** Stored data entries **
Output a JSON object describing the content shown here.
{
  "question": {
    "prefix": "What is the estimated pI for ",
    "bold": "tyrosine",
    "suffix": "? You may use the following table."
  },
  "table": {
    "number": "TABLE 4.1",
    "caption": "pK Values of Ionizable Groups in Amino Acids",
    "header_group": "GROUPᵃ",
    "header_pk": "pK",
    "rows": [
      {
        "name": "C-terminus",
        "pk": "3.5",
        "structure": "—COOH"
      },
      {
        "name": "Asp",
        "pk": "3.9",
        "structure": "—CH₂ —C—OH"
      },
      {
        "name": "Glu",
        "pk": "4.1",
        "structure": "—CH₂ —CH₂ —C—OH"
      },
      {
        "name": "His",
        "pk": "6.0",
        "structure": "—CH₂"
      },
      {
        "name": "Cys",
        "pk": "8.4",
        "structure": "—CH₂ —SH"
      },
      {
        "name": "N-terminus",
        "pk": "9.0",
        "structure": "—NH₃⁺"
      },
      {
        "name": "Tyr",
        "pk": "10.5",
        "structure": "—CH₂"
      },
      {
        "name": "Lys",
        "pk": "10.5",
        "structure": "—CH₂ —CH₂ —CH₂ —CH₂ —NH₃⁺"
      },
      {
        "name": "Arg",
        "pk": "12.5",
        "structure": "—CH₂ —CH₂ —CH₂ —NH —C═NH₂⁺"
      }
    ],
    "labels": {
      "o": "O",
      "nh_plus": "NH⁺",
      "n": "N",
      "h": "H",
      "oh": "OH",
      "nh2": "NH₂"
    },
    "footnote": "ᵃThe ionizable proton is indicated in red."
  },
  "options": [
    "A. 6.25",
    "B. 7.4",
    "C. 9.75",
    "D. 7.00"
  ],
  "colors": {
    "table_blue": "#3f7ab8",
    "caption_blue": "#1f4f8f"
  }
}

** Set exercise **
Every line of the material must be returned exactly as it appears.

** Expected answer **
Output a JSON object describing the content shown here.
{
  "question": {
    "prefix": "What is the estimated pI for ",
    "bold": "tyrosine",
    "suffix": "? You may use the following table."
  },
  "table": {
    "number": "TABLE 4.1",
    "caption": "pK Values of Ionizable Groups in Amino Acids",
    "header_group": "GROUPᵃ",
    "header_pk": "pK",
    "rows": [
      {
        "name": "C-terminus",
        "pk": "3.5",
        "structure": "—COOH"
      },
      {
        "name": "Asp",
        "pk": "3.9",
        "structure": "—CH₂ —C—OH"
      },
      {
        "name": "Glu",
        "pk": "4.1",
        "structure": "—CH₂ —CH₂ —C—OH"
      },
      {
        "name": "His",
        "pk": "6.0",
        "structure": "—CH₂"
      },
      {
        "name": "Cys",
        "pk": "8.4",
        "structure": "—CH₂ —SH"
      },
      {
        "name": "N-terminus",
        "pk": "9.0",
        "structure": "—NH₃⁺"
      },
      {
        "name": "Tyr",
        "pk": "10.5",
        "structure": "—CH₂"
      },
      {
        "name": "Lys",
        "pk": "10.5",
        "structure": "—CH₂ —CH₂ —CH₂ —CH₂ —NH₃⁺"
      },
      {
        "name": "Arg",
        "pk": "12.5",
        "structure": "—CH₂ —CH₂ —CH₂ —NH —C═NH₂⁺"
      }
    ],
    "labels": {
      "o": "O",
      "nh_plus": "NH⁺",
      "n": "N",
      "h": "H",
      "oh": "OH",
      "nh2": "NH₂"
    },
    "footnote": "ᵃThe ionizable proton is indicated in red."
  },
  "options": [
    "A. 6.25",
    "B. 7.4",
    "C. 9.75",
    "D. 7.00"
  ],
  "colors": {
    "table_blue": "#3f7ab8",
    "caption_blue": "#1f4f8f"
  }
}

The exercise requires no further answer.